Repeat the listing that follows, character for character, minus the pictures.

====== Raw data

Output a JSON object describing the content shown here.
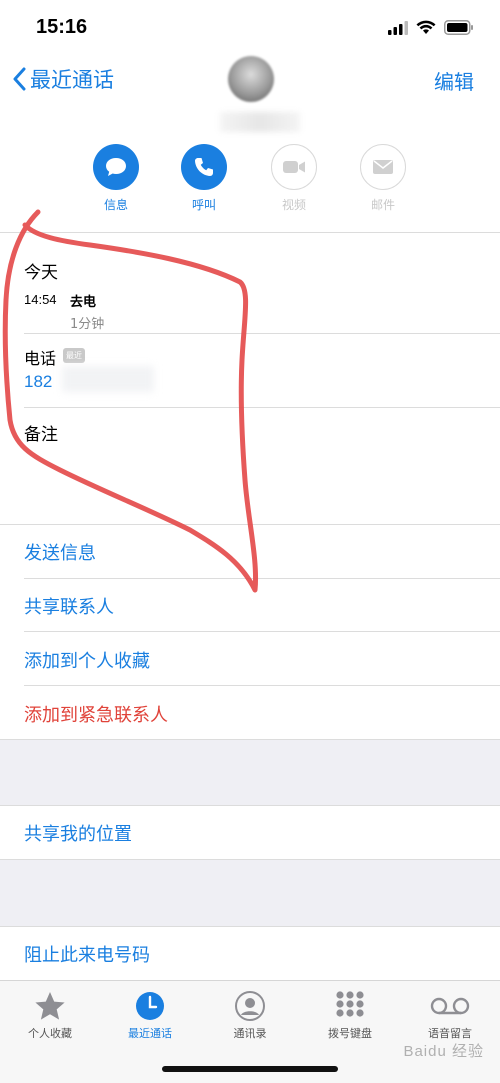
{
  "status_bar": {
    "time": "15:16"
  },
  "nav": {
    "back_label": "最近通话",
    "edit_label": "编辑"
  },
  "actions": [
    {
      "label": "信息",
      "icon": "message-icon",
      "enabled": true
    },
    {
      "label": "呼叫",
      "icon": "phone-icon",
      "enabled": true
    },
    {
      "label": "视频",
      "icon": "video-icon",
      "enabled": false
    },
    {
      "label": "邮件",
      "icon": "mail-icon",
      "enabled": false
    }
  ],
  "recent": {
    "header": "今天",
    "call_time": "14:54",
    "call_type": "去电",
    "call_duration": "1分钟"
  },
  "phone": {
    "label": "电话",
    "badge": "最近",
    "number_visible": "182"
  },
  "notes": {
    "label": "备注"
  },
  "links": {
    "send_message": "发送信息",
    "share_contact": "共享联系人",
    "add_favorites": "添加到个人收藏",
    "add_emergency": "添加到紧急联系人",
    "share_location": "共享我的位置",
    "block_caller": "阻止此来电号码"
  },
  "tabs": [
    {
      "label": "个人收藏",
      "icon": "star-icon",
      "active": false
    },
    {
      "label": "最近通话",
      "icon": "clock-icon",
      "active": true
    },
    {
      "label": "通讯录",
      "icon": "contacts-icon",
      "active": false
    },
    {
      "label": "拨号键盘",
      "icon": "keypad-icon",
      "active": false
    },
    {
      "label": "语音留言",
      "icon": "voicemail-icon",
      "active": false
    }
  ],
  "watermark": "Baidu 经验",
  "colors": {
    "accent": "#1a7fe0",
    "danger": "#e0433a",
    "annotation": "#e34848"
  }
}
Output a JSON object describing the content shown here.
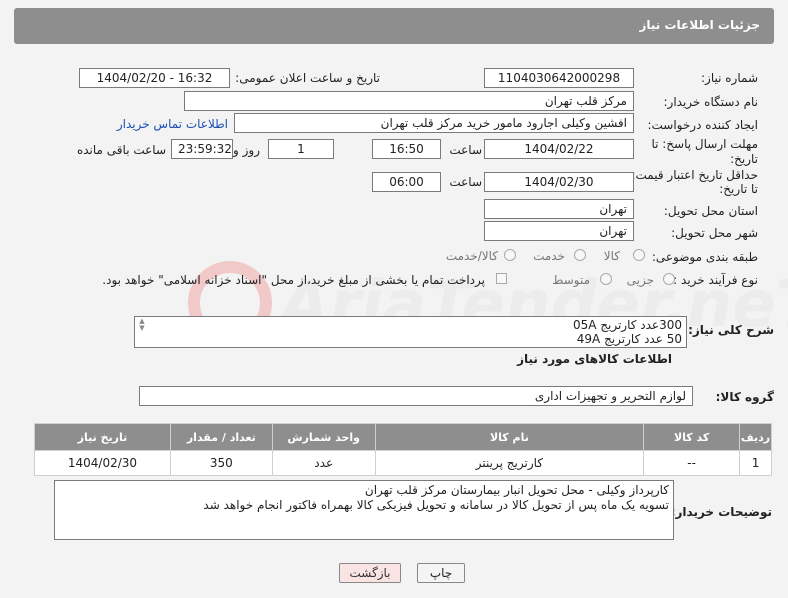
{
  "header": {
    "title": "جزئیات اطلاعات نیاز"
  },
  "fields": {
    "need_number_label": "شماره نیاز:",
    "need_number": "1104030642000298",
    "announce_label": "تاریخ و ساعت اعلان عمومی:",
    "announce_value": "1404/02/20 - 16:32",
    "buyer_org_label": "نام دستگاه خریدار:",
    "buyer_org": "مرکز قلب تهران",
    "creator_label": "ایجاد کننده درخواست:",
    "creator": "افشین وکیلی اجارود مامور خرید مرکز قلب تهران",
    "buyer_contact_link": "اطلاعات تماس خریدار",
    "deadline_label_1": "مهلت ارسال پاسخ: تا",
    "deadline_label_2": "تاریخ:",
    "deadline_date": "1404/02/22",
    "time_label": "ساعت",
    "deadline_time": "16:50",
    "days_value": "1",
    "days_label": "روز و",
    "remaining_time": "23:59:32",
    "remaining_label": "ساعت باقی مانده",
    "price_validity_label_1": "حداقل تاریخ اعتبار قیمت:",
    "price_validity_label_2": "تا تاریخ:",
    "price_validity_date": "1404/02/30",
    "price_validity_time": "06:00",
    "province_label": "استان محل تحویل:",
    "province": "تهران",
    "city_label": "شهر محل تحویل:",
    "city": "تهران",
    "category_label": "طبقه بندی موضوعی:",
    "category_options": [
      "کالا",
      "خدمت",
      "کالا/خدمت"
    ],
    "process_label": "نوع فرآیند خرید :",
    "process_options": [
      "جزیی",
      "متوسط"
    ],
    "payment_note": "پرداخت تمام یا بخشی از مبلغ خرید،از محل \"اسناد خزانه اسلامی\" خواهد بود."
  },
  "summary": {
    "label": "شرح کلی نیاز:",
    "lines": [
      "300عدد کارتریج 05A",
      "50 عدد کارتریج 49A"
    ]
  },
  "goods_section": {
    "title": "اطلاعات کالاهای مورد نیاز",
    "group_label": "گروه کالا:",
    "group_value": "لوازم التحریر و تجهیزات اداری"
  },
  "table": {
    "headers": [
      "ردیف",
      "کد کالا",
      "نام کالا",
      "واحد شمارش",
      "تعداد / مقدار",
      "تاریخ نیاز"
    ],
    "rows": [
      [
        "1",
        "--",
        "کارتریج پرینتر",
        "عدد",
        "350",
        "1404/02/30"
      ]
    ]
  },
  "buyer_notes": {
    "label": "توضیحات خریدار:",
    "lines": [
      "کارپرداز وکیلی - محل تحویل انبار بیمارستان مرکز قلب تهران",
      "تسویه یک ماه پس از تحویل کالا در سامانه و تحویل فیزیکی کالا بهمراه فاکتور انجام خواهد شد"
    ]
  },
  "buttons": {
    "print": "چاپ",
    "back": "بازگشت"
  },
  "watermark": {
    "text": "AriaTender.neT"
  }
}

============

= Output below =
Output a JSON object describing the content shown here.
{
  "status_bar": {
    "time": "15:16"
  },
  "nav": {
    "back_label": "最近通话",
    "edit_label": "编辑"
  },
  "actions": [
    {
      "label": "信息",
      "icon": "message-icon",
      "enabled": true
    },
    {
      "label": "呼叫",
      "icon": "phone-icon",
      "enabled": true
    },
    {
      "label": "视频",
      "icon": "video-icon",
      "enabled": false
    },
    {
      "label": "邮件",
      "icon": "mail-icon",
      "enabled": false
    }
  ],
  "recent": {
    "header": "今天",
    "call_time": "14:54",
    "call_type": "去电",
    "call_duration": "1分钟"
  },
  "phone": {
    "label": "电话",
    "badge": "最近",
    "number_visible": "182"
  },
  "notes": {
    "label": "备注"
  },
  "links": {
    "send_message": "发送信息",
    "share_contact": "共享联系人",
    "add_favorites": "添加到个人收藏",
    "add_emergency": "添加到紧急联系人",
    "share_location": "共享我的位置",
    "block_caller": "阻止此来电号码"
  },
  "tabs": [
    {
      "label": "个人收藏",
      "icon": "star-icon",
      "active": false
    },
    {
      "label": "最近通话",
      "icon": "clock-icon",
      "active": true
    },
    {
      "label": "通讯录",
      "icon": "contacts-icon",
      "active": false
    },
    {
      "label": "拨号键盘",
      "icon": "keypad-icon",
      "active": false
    },
    {
      "label": "语音留言",
      "icon": "voicemail-icon",
      "active": false
    }
  ],
  "watermark": "Baidu 经验",
  "colors": {
    "accent": "#1a7fe0",
    "danger": "#e0433a",
    "annotation": "#e34848"
  }
}
Output a JSON object describing the content shown here.
{
  "header": {
    "title": "جزئیات اطلاعات نیاز"
  },
  "fields": {
    "need_number_label": "شماره نیاز:",
    "need_number": "1104030642000298",
    "announce_label": "تاریخ و ساعت اعلان عمومی:",
    "announce_value": "1404/02/20 - 16:32",
    "buyer_org_label": "نام دستگاه خریدار:",
    "buyer_org": "مرکز قلب تهران",
    "creator_label": "ایجاد کننده درخواست:",
    "creator": "افشین وکیلی اجارود مامور خرید مرکز قلب تهران",
    "buyer_contact_link": "اطلاعات تماس خریدار",
    "deadline_label_1": "مهلت ارسال پاسخ: تا",
    "deadline_label_2": "تاریخ:",
    "deadline_date": "1404/02/22",
    "time_label": "ساعت",
    "deadline_time": "16:50",
    "days_value": "1",
    "days_label": "روز و",
    "remaining_time": "23:59:32",
    "remaining_label": "ساعت باقی مانده",
    "price_validity_label_1": "حداقل تاریخ اعتبار قیمت:",
    "price_validity_label_2": "تا تاریخ:",
    "price_validity_date": "1404/02/30",
    "price_validity_time": "06:00",
    "province_label": "استان محل تحویل:",
    "province": "تهران",
    "city_label": "شهر محل تحویل:",
    "city": "تهران",
    "category_label": "طبقه بندی موضوعی:",
    "category_options": [
      "کالا",
      "خدمت",
      "کالا/خدمت"
    ],
    "process_label": "نوع فرآیند خرید :",
    "process_options": [
      "جزیی",
      "متوسط"
    ],
    "payment_note": "پرداخت تمام یا بخشی از مبلغ خرید،از محل \"اسناد خزانه اسلامی\" خواهد بود."
  },
  "summary": {
    "label": "شرح کلی نیاز:",
    "lines": [
      "300عدد کارتریج 05A",
      "50 عدد کارتریج 49A"
    ]
  },
  "goods_section": {
    "title": "اطلاعات کالاهای مورد نیاز",
    "group_label": "گروه کالا:",
    "group_value": "لوازم التحریر و تجهیزات اداری"
  },
  "table": {
    "headers": [
      "ردیف",
      "کد کالا",
      "نام کالا",
      "واحد شمارش",
      "تعداد / مقدار",
      "تاریخ نیاز"
    ],
    "rows": [
      [
        "1",
        "--",
        "کارتریج پرینتر",
        "عدد",
        "350",
        "1404/02/30"
      ]
    ]
  },
  "buyer_notes": {
    "label": "توضیحات خریدار:",
    "lines": [
      "کارپرداز وکیلی - محل تحویل انبار بیمارستان مرکز قلب تهران",
      "تسویه یک ماه پس از تحویل کالا در سامانه و تحویل فیزیکی کالا بهمراه فاکتور انجام خواهد شد"
    ]
  },
  "buttons": {
    "print": "چاپ",
    "back": "بازگشت"
  },
  "watermark": {
    "text": "AriaTender.neT"
  }
}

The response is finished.